What is the number of lines containing the string "program"? Answer with the number only.

****************

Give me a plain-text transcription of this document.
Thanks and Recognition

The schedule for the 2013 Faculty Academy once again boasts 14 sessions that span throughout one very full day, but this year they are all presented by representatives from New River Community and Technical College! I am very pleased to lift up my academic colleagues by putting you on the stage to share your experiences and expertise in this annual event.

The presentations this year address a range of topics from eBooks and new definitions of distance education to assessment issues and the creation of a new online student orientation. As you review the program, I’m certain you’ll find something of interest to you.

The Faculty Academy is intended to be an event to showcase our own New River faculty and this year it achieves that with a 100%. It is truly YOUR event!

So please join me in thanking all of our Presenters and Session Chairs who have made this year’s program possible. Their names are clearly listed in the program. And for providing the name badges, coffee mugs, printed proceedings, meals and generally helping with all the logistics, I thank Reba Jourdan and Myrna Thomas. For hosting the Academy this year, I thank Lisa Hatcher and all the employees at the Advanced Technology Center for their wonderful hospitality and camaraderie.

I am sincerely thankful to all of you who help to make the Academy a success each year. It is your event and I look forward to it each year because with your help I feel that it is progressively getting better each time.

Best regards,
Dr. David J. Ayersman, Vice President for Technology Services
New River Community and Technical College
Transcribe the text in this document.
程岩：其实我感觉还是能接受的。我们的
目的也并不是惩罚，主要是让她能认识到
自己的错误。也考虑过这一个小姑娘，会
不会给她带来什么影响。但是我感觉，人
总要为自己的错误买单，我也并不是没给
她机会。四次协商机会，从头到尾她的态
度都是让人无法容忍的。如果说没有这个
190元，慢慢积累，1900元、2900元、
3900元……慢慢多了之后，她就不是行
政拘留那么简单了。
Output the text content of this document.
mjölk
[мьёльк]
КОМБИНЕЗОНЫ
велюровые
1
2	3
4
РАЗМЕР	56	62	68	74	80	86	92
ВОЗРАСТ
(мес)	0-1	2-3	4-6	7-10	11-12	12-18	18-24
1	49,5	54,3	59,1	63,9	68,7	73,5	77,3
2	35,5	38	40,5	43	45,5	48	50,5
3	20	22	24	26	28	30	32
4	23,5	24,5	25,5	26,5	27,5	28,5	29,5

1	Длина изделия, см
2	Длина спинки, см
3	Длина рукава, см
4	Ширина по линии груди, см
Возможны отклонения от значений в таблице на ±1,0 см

****************

[Written response]: 2